== Exercise requirements ==
List every line below containing "JSON".

Records from a collection:
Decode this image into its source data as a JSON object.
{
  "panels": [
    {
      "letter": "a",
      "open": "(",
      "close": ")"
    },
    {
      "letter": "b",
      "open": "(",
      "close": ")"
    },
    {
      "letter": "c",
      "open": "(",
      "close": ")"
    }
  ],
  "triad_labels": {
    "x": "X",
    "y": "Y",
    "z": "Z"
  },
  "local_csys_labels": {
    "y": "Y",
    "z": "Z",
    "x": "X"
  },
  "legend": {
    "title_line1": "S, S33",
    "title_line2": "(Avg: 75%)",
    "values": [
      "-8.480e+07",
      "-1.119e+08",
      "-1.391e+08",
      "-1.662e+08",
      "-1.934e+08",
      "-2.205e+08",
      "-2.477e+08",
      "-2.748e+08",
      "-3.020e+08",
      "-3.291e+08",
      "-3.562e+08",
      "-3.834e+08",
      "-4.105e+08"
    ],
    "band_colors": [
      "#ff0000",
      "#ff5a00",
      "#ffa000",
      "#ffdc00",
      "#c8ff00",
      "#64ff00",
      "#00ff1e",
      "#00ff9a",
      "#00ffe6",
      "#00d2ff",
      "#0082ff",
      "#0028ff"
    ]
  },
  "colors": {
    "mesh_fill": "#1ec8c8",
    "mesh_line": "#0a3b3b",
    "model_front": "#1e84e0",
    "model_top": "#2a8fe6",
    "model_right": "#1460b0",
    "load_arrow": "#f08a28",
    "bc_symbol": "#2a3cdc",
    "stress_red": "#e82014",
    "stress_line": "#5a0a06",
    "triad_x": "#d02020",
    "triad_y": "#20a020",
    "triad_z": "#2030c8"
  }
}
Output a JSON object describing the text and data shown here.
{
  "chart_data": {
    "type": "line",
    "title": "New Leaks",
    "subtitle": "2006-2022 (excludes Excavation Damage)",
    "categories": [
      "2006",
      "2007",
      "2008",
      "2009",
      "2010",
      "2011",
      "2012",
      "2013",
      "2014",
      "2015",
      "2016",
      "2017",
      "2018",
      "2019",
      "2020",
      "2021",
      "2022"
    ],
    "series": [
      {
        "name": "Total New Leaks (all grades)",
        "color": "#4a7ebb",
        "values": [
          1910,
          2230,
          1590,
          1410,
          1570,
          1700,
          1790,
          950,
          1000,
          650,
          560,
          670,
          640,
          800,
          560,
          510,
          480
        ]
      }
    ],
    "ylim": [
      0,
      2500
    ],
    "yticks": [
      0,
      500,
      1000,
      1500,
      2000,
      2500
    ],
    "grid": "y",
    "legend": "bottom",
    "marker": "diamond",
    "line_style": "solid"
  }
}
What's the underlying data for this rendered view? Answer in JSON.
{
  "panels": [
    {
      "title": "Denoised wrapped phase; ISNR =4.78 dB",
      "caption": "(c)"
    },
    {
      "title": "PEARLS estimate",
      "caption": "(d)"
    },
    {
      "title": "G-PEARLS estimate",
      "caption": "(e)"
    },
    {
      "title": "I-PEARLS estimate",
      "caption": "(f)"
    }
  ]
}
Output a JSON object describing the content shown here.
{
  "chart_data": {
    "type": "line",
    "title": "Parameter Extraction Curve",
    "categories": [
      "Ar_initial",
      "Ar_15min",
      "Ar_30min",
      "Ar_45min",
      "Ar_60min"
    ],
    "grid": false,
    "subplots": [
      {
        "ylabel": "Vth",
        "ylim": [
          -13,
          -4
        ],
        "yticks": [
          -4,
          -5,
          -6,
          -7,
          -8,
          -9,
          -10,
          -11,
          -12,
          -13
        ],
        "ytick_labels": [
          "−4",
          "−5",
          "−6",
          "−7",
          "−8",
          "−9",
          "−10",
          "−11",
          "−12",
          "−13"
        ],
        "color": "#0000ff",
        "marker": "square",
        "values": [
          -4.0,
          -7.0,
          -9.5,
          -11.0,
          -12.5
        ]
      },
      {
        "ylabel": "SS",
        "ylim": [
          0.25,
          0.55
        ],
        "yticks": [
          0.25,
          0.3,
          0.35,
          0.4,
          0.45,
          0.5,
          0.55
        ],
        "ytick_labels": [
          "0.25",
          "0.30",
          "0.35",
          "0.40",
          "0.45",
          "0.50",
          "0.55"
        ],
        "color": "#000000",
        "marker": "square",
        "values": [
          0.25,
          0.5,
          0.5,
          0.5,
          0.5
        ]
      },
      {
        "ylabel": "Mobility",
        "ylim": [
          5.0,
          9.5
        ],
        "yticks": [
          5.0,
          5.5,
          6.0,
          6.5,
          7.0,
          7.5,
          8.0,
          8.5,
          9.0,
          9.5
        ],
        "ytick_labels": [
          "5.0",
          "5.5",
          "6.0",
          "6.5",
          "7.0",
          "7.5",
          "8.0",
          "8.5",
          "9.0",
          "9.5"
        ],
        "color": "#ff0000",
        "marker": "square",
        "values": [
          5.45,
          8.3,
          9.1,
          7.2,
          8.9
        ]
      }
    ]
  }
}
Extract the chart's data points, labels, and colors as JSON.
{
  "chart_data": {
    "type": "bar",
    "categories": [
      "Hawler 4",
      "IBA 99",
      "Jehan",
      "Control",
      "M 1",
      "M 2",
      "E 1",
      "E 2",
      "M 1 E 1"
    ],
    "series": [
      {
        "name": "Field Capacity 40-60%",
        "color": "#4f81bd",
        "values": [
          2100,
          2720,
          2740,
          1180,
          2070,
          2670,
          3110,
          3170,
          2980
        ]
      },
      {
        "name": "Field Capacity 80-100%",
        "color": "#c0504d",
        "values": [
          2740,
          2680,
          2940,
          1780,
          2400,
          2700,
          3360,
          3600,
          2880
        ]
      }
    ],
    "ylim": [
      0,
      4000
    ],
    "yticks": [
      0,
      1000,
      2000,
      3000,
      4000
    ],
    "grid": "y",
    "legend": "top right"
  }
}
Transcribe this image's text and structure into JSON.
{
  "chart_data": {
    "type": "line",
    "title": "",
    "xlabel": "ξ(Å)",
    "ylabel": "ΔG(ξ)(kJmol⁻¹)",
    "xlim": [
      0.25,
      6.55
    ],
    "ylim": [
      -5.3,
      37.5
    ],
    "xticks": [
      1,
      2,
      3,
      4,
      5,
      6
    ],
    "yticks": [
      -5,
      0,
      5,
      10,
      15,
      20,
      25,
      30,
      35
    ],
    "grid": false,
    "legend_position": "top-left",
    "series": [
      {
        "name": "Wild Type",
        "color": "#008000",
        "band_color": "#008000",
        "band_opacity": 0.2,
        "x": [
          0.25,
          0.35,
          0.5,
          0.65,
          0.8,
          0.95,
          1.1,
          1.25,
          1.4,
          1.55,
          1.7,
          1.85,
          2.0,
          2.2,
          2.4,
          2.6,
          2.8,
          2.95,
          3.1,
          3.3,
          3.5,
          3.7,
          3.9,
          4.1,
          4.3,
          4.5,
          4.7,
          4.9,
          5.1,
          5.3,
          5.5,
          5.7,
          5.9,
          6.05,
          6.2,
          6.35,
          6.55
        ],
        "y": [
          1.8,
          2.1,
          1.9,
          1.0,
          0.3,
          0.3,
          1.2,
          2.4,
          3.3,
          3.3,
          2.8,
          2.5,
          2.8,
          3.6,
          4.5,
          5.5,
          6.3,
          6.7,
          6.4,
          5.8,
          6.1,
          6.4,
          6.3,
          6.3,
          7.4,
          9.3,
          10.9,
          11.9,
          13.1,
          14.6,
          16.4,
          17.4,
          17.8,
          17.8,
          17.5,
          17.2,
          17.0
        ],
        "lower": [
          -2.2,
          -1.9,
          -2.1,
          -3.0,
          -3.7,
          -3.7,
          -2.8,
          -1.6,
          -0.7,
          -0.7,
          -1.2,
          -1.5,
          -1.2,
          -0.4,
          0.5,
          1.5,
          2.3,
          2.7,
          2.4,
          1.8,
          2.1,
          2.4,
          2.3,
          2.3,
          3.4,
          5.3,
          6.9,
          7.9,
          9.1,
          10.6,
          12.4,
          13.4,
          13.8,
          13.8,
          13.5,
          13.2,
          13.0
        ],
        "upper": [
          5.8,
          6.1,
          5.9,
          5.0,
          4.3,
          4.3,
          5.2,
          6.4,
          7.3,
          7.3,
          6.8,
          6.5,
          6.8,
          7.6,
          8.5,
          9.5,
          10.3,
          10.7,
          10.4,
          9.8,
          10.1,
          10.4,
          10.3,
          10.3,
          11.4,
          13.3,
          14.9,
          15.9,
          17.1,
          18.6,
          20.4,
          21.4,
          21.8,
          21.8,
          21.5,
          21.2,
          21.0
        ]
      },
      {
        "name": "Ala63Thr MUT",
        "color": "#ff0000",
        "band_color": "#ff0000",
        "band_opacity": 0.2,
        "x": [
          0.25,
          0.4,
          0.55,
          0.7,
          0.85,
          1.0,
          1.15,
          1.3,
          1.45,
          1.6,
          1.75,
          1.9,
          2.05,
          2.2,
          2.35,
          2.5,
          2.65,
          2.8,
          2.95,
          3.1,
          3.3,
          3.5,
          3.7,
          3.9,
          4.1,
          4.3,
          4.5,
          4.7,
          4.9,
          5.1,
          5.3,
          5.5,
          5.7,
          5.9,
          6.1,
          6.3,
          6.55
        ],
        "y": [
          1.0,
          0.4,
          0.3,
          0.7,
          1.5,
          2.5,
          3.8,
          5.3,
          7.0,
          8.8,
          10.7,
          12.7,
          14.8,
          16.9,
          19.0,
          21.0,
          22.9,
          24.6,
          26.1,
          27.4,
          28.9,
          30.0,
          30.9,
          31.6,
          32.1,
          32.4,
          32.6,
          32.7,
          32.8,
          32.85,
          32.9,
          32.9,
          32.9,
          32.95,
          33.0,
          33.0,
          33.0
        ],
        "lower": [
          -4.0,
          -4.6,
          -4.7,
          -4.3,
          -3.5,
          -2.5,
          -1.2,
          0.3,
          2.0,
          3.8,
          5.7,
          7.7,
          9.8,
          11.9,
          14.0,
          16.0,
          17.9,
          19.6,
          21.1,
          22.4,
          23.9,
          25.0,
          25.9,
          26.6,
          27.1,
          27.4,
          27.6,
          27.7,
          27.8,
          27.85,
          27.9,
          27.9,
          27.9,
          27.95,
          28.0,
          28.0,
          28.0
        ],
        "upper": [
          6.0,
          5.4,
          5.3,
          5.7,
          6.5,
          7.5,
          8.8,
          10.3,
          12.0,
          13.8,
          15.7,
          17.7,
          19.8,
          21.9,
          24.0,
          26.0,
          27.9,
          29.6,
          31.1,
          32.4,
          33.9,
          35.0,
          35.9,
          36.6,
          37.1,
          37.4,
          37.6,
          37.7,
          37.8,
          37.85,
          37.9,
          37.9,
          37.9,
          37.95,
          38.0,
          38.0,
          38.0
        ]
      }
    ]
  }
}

== Correct response ==
Decode this image into its source data as a JSON object.
Output a JSON object describing the text and data shown here.
What's the underlying data for this rendered view? Answer in JSON.
Output a JSON object describing the content shown here.
Extract the chart's data points, labels, and colors as JSON.
Transcribe this image's text and structure into JSON.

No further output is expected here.